Using the listing below, please gather every line containing the word "сварных".
++++
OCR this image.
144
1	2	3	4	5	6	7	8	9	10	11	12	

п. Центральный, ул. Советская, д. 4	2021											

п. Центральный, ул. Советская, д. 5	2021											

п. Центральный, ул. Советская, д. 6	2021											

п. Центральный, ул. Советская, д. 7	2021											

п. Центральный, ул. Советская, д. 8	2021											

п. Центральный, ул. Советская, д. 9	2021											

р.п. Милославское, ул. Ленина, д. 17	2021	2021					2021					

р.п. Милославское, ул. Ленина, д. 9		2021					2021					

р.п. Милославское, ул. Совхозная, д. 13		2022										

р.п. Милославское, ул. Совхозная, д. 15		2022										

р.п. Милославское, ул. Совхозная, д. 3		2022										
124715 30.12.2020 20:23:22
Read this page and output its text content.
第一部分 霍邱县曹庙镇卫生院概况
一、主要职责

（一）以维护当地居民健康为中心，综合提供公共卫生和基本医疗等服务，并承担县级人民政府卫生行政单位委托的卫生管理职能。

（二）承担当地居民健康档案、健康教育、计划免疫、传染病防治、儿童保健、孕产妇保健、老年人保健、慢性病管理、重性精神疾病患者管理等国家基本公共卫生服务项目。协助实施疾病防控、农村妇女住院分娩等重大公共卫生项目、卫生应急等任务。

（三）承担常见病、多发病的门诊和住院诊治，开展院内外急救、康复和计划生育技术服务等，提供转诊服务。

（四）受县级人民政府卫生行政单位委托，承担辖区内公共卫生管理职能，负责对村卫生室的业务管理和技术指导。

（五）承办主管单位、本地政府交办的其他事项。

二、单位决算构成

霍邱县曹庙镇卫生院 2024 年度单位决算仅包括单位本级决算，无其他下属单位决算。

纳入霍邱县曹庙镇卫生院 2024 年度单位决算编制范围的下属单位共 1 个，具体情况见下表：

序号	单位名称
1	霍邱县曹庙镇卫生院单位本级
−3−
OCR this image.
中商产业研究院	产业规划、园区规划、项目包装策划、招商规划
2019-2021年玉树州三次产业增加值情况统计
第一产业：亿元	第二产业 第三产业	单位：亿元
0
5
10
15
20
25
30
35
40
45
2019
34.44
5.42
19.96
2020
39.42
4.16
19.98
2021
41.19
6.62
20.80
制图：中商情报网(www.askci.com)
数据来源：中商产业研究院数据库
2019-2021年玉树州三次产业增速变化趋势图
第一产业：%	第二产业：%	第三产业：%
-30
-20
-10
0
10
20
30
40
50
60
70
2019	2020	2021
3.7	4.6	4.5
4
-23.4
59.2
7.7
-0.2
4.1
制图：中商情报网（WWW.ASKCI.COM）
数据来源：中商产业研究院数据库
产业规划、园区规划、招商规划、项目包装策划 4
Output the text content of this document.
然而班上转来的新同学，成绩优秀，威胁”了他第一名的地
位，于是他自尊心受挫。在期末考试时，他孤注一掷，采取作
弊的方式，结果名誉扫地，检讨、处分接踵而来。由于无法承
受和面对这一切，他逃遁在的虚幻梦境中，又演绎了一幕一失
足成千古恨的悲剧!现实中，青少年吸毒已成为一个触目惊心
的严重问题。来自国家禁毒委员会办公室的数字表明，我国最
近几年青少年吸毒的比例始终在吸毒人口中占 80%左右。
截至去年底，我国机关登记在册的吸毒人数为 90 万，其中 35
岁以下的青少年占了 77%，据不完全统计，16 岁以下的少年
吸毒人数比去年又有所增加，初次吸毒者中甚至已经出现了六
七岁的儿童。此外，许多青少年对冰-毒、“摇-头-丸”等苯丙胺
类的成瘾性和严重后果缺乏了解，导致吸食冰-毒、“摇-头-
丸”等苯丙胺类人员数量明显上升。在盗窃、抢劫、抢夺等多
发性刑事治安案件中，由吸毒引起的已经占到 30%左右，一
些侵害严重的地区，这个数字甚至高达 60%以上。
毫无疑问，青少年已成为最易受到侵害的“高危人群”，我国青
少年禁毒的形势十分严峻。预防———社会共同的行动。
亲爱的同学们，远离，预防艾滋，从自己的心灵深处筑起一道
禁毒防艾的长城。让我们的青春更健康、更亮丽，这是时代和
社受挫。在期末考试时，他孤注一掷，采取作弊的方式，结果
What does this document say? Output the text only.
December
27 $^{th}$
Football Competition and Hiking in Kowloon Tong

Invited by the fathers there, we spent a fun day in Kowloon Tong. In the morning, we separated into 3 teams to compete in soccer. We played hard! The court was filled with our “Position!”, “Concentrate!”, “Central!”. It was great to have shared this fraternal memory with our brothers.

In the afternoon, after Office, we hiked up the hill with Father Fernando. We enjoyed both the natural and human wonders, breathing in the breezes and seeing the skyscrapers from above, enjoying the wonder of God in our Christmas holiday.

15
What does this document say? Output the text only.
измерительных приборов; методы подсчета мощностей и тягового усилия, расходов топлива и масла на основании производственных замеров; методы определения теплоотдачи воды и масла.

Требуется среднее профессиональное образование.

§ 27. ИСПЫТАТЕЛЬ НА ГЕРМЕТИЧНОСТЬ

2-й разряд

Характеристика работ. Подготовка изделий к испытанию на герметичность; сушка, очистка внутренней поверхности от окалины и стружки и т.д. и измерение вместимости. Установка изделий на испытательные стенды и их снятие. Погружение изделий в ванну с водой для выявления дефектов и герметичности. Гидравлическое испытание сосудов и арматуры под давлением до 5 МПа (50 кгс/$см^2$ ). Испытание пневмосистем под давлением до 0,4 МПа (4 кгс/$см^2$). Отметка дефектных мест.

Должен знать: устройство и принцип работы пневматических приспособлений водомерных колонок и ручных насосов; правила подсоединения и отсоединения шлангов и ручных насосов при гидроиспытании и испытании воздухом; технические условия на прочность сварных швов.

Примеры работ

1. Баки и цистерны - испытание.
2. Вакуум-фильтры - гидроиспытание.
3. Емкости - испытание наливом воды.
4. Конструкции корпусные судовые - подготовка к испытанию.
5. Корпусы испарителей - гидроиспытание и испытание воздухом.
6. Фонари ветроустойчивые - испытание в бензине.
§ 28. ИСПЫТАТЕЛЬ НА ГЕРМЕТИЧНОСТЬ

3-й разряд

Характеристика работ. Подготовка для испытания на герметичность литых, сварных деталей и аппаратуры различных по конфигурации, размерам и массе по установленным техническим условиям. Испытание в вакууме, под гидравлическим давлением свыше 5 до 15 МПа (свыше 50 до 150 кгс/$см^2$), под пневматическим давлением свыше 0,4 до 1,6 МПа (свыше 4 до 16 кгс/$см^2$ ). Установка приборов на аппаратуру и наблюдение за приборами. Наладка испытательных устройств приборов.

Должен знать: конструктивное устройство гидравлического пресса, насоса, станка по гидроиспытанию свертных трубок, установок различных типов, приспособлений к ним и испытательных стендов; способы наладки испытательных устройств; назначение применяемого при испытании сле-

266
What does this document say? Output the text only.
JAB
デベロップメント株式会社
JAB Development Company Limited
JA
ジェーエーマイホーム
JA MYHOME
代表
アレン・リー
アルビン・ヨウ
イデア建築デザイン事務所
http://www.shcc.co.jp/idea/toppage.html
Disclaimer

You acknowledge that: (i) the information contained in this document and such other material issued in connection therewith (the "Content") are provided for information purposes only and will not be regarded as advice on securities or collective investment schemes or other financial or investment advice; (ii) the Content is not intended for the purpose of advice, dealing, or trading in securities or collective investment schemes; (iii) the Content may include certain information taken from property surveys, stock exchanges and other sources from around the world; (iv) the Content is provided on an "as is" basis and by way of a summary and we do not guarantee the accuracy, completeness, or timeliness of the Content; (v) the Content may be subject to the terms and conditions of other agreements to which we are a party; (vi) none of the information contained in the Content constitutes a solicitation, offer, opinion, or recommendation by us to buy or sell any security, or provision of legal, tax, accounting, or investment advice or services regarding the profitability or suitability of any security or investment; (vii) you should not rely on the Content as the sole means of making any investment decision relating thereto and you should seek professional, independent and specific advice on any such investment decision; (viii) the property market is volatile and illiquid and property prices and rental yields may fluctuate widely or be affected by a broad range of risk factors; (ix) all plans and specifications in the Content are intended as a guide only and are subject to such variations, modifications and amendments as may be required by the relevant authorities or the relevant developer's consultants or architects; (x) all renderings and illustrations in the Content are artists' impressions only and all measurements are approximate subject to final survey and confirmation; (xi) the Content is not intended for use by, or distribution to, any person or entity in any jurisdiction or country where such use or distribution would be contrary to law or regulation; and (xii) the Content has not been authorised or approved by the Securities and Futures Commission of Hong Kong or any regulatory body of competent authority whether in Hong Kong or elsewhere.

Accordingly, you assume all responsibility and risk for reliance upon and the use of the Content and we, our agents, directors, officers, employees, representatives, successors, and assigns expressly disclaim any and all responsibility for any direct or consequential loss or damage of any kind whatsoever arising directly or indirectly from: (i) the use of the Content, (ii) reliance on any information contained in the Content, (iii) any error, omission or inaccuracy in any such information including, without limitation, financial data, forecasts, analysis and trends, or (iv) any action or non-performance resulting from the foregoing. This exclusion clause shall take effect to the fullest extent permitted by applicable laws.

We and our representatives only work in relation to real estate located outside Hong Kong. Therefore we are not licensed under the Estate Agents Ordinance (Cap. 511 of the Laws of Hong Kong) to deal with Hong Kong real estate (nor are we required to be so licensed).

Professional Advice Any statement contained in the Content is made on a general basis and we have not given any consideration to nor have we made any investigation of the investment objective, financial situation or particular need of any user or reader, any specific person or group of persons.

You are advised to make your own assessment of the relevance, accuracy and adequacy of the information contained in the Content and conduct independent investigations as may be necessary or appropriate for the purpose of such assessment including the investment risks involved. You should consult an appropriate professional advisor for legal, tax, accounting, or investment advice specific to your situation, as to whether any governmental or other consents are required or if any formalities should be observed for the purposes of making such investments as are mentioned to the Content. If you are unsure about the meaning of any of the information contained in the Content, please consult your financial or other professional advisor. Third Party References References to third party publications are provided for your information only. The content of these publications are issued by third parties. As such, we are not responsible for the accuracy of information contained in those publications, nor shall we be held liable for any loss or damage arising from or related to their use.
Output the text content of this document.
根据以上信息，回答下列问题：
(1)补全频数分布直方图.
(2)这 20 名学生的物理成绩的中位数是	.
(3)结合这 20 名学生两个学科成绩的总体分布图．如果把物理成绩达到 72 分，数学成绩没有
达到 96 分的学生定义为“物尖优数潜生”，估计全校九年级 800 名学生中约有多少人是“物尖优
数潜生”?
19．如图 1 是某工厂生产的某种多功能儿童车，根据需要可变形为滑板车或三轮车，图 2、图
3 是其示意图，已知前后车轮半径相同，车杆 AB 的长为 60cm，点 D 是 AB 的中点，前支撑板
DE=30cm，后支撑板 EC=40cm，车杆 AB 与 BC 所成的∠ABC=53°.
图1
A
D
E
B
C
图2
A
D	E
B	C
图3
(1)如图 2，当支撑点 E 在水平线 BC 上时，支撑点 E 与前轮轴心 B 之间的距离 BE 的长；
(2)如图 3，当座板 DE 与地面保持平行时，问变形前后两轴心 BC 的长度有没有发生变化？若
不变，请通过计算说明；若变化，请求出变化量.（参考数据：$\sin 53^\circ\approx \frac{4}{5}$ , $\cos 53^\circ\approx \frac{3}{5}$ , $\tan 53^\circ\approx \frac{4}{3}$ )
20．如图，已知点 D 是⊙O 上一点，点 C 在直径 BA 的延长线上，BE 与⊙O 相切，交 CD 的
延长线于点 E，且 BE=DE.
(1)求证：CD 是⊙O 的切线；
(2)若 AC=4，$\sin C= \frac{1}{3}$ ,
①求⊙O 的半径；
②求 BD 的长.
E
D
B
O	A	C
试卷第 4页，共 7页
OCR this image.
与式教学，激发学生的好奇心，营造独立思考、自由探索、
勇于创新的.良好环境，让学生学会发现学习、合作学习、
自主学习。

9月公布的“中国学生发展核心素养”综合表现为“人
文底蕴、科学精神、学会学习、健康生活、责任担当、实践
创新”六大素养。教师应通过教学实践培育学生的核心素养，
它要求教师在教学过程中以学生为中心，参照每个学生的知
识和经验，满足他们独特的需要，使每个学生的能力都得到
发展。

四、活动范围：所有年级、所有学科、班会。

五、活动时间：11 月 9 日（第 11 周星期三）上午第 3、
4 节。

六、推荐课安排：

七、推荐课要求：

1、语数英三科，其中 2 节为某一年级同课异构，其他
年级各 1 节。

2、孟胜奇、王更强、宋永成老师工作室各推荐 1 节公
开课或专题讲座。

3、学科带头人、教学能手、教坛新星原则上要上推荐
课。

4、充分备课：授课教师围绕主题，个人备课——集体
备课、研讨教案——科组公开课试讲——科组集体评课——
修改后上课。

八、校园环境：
++++
# RESULT
Должен знать: устройство и принцип работы пневматических приспособлений водомерных колонок и ручных насосов; правила подсоединения и отсоединения шлангов и ручных насосов при гидроиспытании и испытании воздухом; технические условия на прочность сварных швов.
Характеристика работ. Подготовка для испытания на герметичность литых, сварных деталей и аппаратуры различных по конфигурации, размерам и массе по установленным техническим условиям. Испытание в вакууме, под гидравлическим давлением свыше 5 до 15 МПа (свыше 50 до 150 кгс/$см^2$), под пневматическим давлением свыше 0,4 до 1,6 МПа (свыше 4 до 16 кгс/$см^2$ ). Установка приборов на аппаратуру и наблюдение за приборами. Наладка испытательных устройств приборов.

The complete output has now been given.